-- Stated problem --
Output the data exactly, with every line intact.

(Data entries)
§ §

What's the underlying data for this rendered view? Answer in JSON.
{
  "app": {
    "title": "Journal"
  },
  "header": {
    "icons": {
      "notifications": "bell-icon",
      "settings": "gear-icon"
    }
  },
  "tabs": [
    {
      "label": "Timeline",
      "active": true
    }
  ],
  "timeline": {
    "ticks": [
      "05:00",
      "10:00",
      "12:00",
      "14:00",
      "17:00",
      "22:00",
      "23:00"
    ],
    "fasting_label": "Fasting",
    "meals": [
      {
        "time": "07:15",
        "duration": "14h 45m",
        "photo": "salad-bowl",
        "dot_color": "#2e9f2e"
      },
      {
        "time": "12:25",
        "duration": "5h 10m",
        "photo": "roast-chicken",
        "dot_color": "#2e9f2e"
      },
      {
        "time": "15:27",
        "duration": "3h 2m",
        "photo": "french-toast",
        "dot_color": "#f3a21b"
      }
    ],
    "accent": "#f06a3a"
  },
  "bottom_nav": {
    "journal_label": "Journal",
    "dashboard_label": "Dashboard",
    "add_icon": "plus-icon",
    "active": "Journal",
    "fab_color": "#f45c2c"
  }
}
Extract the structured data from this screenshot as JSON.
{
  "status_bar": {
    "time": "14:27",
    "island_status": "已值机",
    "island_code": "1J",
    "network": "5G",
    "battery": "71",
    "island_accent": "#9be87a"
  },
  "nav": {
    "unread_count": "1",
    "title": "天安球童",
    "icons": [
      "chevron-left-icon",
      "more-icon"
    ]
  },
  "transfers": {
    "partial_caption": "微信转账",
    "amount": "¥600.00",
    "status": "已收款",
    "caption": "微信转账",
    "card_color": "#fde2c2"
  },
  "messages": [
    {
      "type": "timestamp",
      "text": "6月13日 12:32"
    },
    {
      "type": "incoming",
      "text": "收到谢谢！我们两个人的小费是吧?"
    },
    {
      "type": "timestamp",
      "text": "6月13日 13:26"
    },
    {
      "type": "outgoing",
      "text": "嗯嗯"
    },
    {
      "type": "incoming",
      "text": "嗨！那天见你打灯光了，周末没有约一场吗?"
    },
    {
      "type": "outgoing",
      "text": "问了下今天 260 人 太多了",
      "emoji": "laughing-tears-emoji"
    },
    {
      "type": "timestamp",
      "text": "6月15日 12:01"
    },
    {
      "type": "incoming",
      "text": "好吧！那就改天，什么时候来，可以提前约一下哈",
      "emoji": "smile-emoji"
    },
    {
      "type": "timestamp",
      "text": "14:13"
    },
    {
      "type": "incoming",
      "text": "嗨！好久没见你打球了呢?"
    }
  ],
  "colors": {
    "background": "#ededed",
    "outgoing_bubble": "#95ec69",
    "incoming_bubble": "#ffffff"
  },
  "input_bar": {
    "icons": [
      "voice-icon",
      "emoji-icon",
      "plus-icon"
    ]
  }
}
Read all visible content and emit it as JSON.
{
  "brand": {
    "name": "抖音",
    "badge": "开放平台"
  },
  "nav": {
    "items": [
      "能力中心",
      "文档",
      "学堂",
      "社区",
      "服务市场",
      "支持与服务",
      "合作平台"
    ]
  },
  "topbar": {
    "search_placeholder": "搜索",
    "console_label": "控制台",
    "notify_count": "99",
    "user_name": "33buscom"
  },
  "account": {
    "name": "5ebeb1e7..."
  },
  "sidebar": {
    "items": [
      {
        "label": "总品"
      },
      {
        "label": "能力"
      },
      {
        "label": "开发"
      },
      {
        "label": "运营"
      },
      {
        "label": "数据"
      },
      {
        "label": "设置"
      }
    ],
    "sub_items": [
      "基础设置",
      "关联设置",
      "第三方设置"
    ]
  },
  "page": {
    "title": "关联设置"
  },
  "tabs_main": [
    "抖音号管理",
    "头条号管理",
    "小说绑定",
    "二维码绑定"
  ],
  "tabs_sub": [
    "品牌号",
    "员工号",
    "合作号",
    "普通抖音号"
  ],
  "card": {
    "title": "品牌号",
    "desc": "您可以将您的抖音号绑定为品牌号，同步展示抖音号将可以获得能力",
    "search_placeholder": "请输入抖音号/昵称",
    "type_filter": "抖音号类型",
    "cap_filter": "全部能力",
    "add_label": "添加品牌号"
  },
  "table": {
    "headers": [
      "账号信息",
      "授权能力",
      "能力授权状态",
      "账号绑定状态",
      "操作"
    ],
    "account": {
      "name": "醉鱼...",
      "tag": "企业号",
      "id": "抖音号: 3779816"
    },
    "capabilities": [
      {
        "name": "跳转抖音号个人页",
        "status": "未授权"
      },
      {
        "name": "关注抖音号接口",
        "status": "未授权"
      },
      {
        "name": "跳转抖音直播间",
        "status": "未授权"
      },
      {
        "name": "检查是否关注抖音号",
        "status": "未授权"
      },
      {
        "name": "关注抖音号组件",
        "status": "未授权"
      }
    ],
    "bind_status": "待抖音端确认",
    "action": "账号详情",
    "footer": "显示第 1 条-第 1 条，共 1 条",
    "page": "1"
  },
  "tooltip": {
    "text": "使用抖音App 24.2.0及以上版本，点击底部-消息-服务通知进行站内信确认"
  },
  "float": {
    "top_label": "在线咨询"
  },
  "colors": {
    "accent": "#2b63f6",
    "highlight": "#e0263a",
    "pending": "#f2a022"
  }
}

§ §

-- In response --
What's the underlying data for this rendered view? Answer in JSON.
{
  "app": {
    "title": "Journal"
  },
  "header": {
    "icons": {
      "notifications": "bell-icon",
      "settings": "gear-icon"
    }
  },
  "tabs": [
    {
      "label": "Timeline",
      "active": true
    }
  ],
  "timeline": {
    "ticks": [
      "05:00",
      "10:00",
      "12:00",
      "14:00",
      "17:00",
      "22:00",
      "23:00"
    ],
    "fasting_label": "Fasting",
    "meals": [
      {
        "time": "07:15",
        "duration": "14h 45m",
        "photo": "salad-bowl",
        "dot_color": "#2e9f2e"
      },
      {
        "time": "12:25",
        "duration": "5h 10m",
        "photo": "roast-chicken",
        "dot_color": "#2e9f2e"
      },
      {
        "time": "15:27",
        "duration": "3h 2m",
        "photo": "french-toast",
        "dot_color": "#f3a21b"
      }
    ],
    "accent": "#f06a3a"
  },
  "bottom_nav": {
    "journal_label": "Journal",
    "dashboard_label": "Dashboard",
    "add_icon": "plus-icon",
    "active": "Journal",
    "fab_color": "#f45c2c"
  }
}
Extract the structured data from this screenshot as JSON.
{
  "status_bar": {
    "time": "14:27",
    "island_status": "已值机",
    "island_code": "1J",
    "network": "5G",
    "battery": "71",
    "island_accent": "#9be87a"
  },
  "nav": {
    "unread_count": "1",
    "title": "天安球童",
    "icons": [
      "chevron-left-icon",
      "more-icon"
    ]
  },
  "transfers": {
    "partial_caption": "微信转账",
    "amount": "¥600.00",
    "status": "已收款",
    "caption": "微信转账",
    "card_color": "#fde2c2"
  },
  "messages": [
    {
      "type": "timestamp",
      "text": "6月13日 12:32"
    },
    {
      "type": "incoming",
      "text": "收到谢谢！我们两个人的小费是吧?"
    },
    {
      "type": "timestamp",
      "text": "6月13日 13:26"
    },
    {
      "type": "outgoing",
      "text": "嗯嗯"
    },
    {
      "type": "incoming",
      "text": "嗨！那天见你打灯光了，周末没有约一场吗?"
    },
    {
      "type": "outgoing",
      "text": "问了下今天 260 人 太多了",
      "emoji": "laughing-tears-emoji"
    },
    {
      "type": "timestamp",
      "text": "6月15日 12:01"
    },
    {
      "type": "incoming",
      "text": "好吧！那就改天，什么时候来，可以提前约一下哈",
      "emoji": "smile-emoji"
    },
    {
      "type": "timestamp",
      "text": "14:13"
    },
    {
      "type": "incoming",
      "text": "嗨！好久没见你打球了呢?"
    }
  ],
  "colors": {
    "background": "#ededed",
    "outgoing_bubble": "#95ec69",
    "incoming_bubble": "#ffffff"
  },
  "input_bar": {
    "icons": [
      "voice-icon",
      "emoji-icon",
      "plus-icon"
    ]
  }
}
Read all visible content and emit it as JSON.
{
  "brand": {
    "name": "抖音",
    "badge": "开放平台"
  },
  "nav": {
    "items": [
      "能力中心",
      "文档",
      "学堂",
      "社区",
      "服务市场",
      "支持与服务",
      "合作平台"
    ]
  },
  "topbar": {
    "search_placeholder": "搜索",
    "console_label": "控制台",
    "notify_count": "99",
    "user_name": "33buscom"
  },
  "account": {
    "name": "5ebeb1e7..."
  },
  "sidebar": {
    "items": [
      {
        "label": "总品"
      },
      {
        "label": "能力"
      },
      {
        "label": "开发"
      },
      {
        "label": "运营"
      },
      {
        "label": "数据"
      },
      {
        "label": "设置"
      }
    ],
    "sub_items": [
      "基础设置",
      "关联设置",
      "第三方设置"
    ]
  },
  "page": {
    "title": "关联设置"
  },
  "tabs_main": [
    "抖音号管理",
    "头条号管理",
    "小说绑定",
    "二维码绑定"
  ],
  "tabs_sub": [
    "品牌号",
    "员工号",
    "合作号",
    "普通抖音号"
  ],
  "card": {
    "title": "品牌号",
    "desc": "您可以将您的抖音号绑定为品牌号，同步展示抖音号将可以获得能力",
    "search_placeholder": "请输入抖音号/昵称",
    "type_filter": "抖音号类型",
    "cap_filter": "全部能力",
    "add_label": "添加品牌号"
  },
  "table": {
    "headers": [
      "账号信息",
      "授权能力",
      "能力授权状态",
      "账号绑定状态",
      "操作"
    ],
    "account": {
      "name": "醉鱼...",
      "tag": "企业号",
      "id": "抖音号: 3779816"
    },
    "capabilities": [
      {
        "name": "跳转抖音号个人页",
        "status": "未授权"
      },
      {
        "name": "关注抖音号接口",
        "status": "未授权"
      },
      {
        "name": "跳转抖音直播间",
        "status": "未授权"
      },
      {
        "name": "检查是否关注抖音号",
        "status": "未授权"
      },
      {
        "name": "关注抖音号组件",
        "status": "未授权"
      }
    ],
    "bind_status": "待抖音端确认",
    "action": "账号详情",
    "footer": "显示第 1 条-第 1 条，共 1 条",
    "page": "1"
  },
  "tooltip": {
    "text": "使用抖音App 24.2.0及以上版本，点击底部-消息-服务通知进行站内信确认"
  },
  "float": {
    "top_label": "在线咨询"
  },
  "colors": {
    "accent": "#2b63f6",
    "highlight": "#e0263a",
    "pending": "#f2a022"
  }
}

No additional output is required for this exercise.